**What the task requires**.
Write out again only the lines between the one with "Convert this screenshot" and the end of the records below, both ends counted, and don't include the pictures.

+ + + +

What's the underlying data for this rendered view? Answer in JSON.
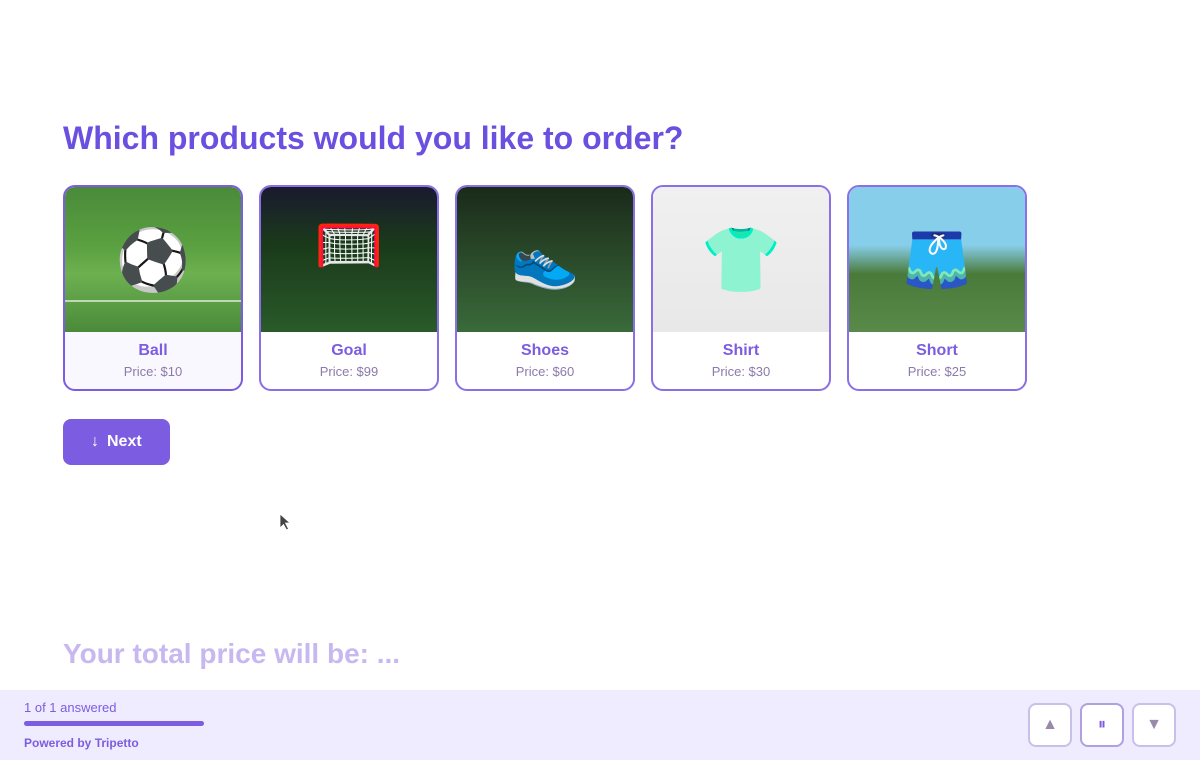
{
  "page": {
    "title": "Which products would you like to order?"
  },
  "products": [
    {
      "id": "ball",
      "name": "Ball",
      "price": "Price: $10",
      "image_class": "img-ball",
      "selected": true
    },
    {
      "id": "goal",
      "name": "Goal",
      "price": "Price: $99",
      "image_class": "img-goal",
      "selected": false
    },
    {
      "id": "shoes",
      "name": "Shoes",
      "price": "Price: $60",
      "image_class": "img-shoes",
      "selected": false
    },
    {
      "id": "shirt",
      "name": "Shirt",
      "price": "Price: $30",
      "image_class": "img-shirt",
      "selected": false
    },
    {
      "id": "short",
      "name": "Short",
      "price": "Price: $25",
      "image_class": "img-short",
      "selected": false
    }
  ],
  "next_button": {
    "label": "Next",
    "icon": "↓"
  },
  "total_price": {
    "label": "Your total price will be: ..."
  },
  "footer": {
    "progress_text": "1 of 1 answered",
    "powered_by_prefix": "Powered by ",
    "powered_by_brand": "Tripetto",
    "progress_percent": 100
  },
  "nav": {
    "up_icon": "▲",
    "pause_icon": "⏸",
    "down_icon": "▼"
  }
}
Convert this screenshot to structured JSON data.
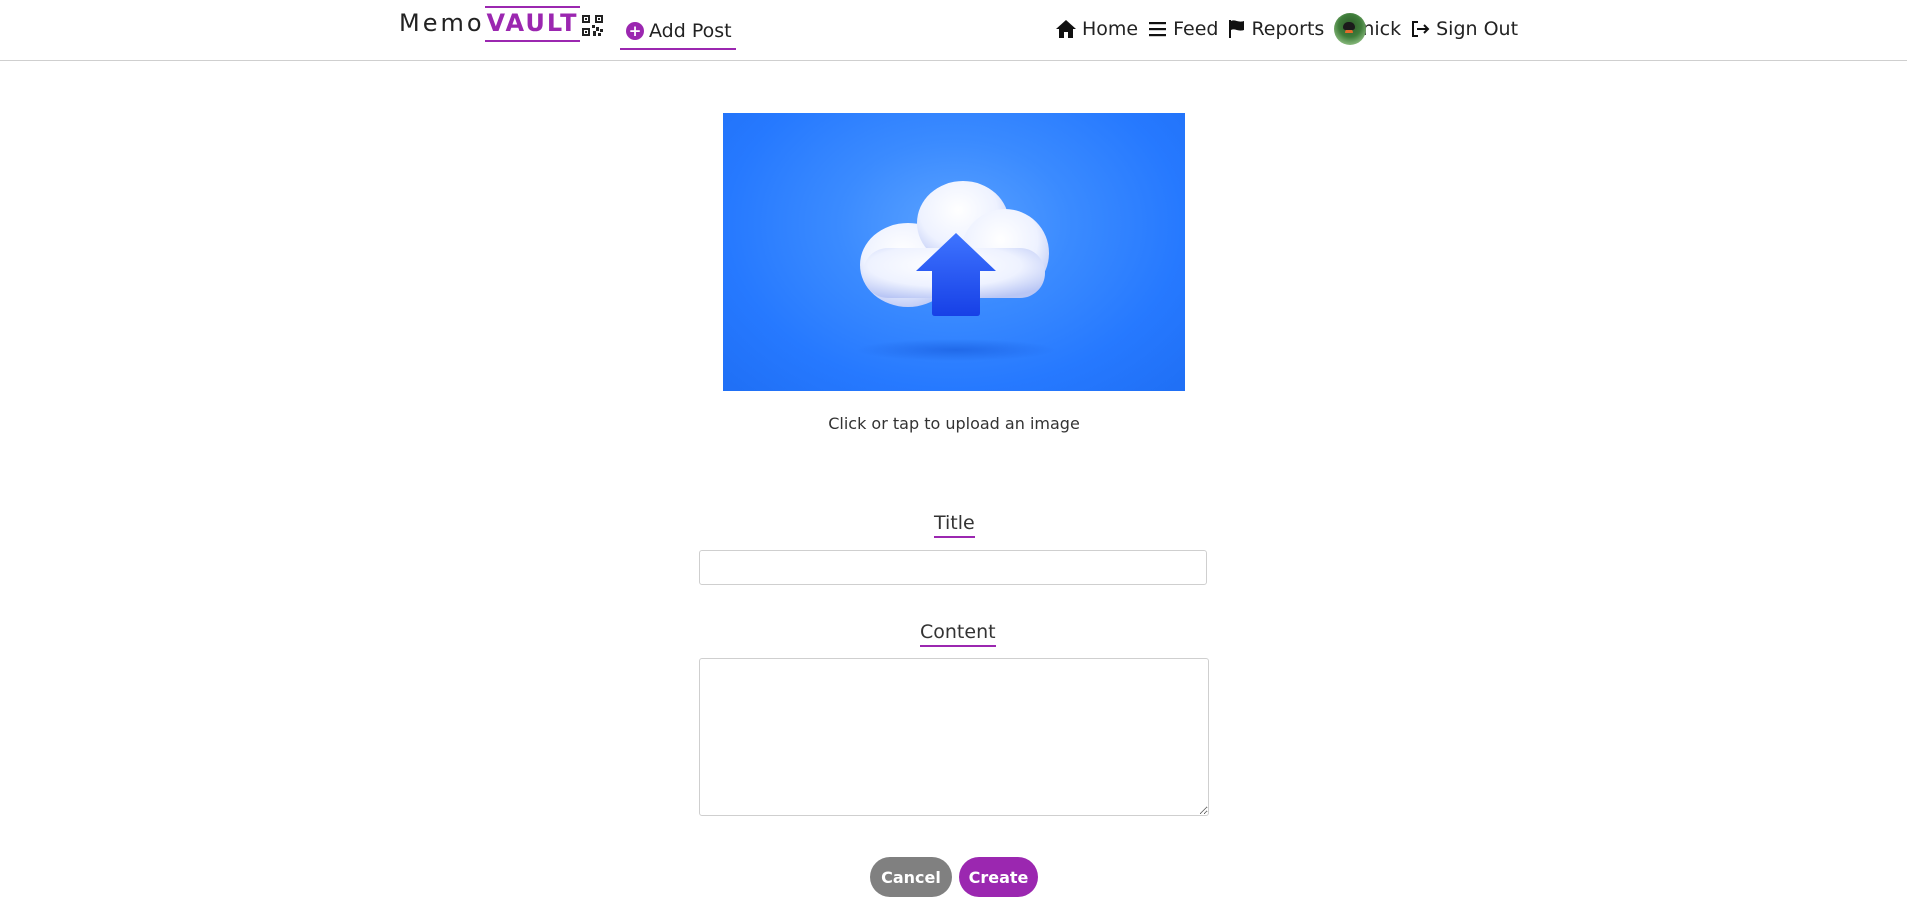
{
  "navbar": {
    "brand_memo": "Memo",
    "brand_vault": "VAULT",
    "qr_icon": "qr-code-icon",
    "add_post_label": "Add Post",
    "home_label": "Home",
    "feed_label": "Feed",
    "reports_label": "Reports",
    "username": "nick",
    "sign_out_label": "Sign Out"
  },
  "upload": {
    "caption": "Click or tap to upload an image",
    "icon": "cloud-upload-icon"
  },
  "form": {
    "title_label": "Title",
    "title_value": "",
    "content_label": "Content",
    "content_value": ""
  },
  "actions": {
    "cancel_label": "Cancel",
    "create_label": "Create"
  },
  "colors": {
    "accent": "#9b27b0",
    "cancel": "#808080",
    "upload_bg": "#2679ff"
  }
}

+ + + +

**Full response**.
Convert this screenshot to structured JSON data.
{
  "navbar": {
    "brand_memo": "Memo",
    "brand_vault": "VAULT",
    "qr_icon": "qr-code-icon",
    "add_post_label": "Add Post",
    "home_label": "Home",
    "feed_label": "Feed",
    "reports_label": "Reports",
    "username": "nick",
    "sign_out_label": "Sign Out"
  },
  "upload": {
    "caption": "Click or tap to upload an image",
    "icon": "cloud-upload-icon"
  },
  "form": {
    "title_label": "Title",
    "title_value": "",
    "content_label": "Content",
    "content_value": ""
  },
  "actions": {
    "cancel_label": "Cancel",
    "create_label": "Create"
  },
  "colors": {
    "accent": "#9b27b0",
    "cancel": "#808080",
    "upload_bg": "#2679ff"
  }
}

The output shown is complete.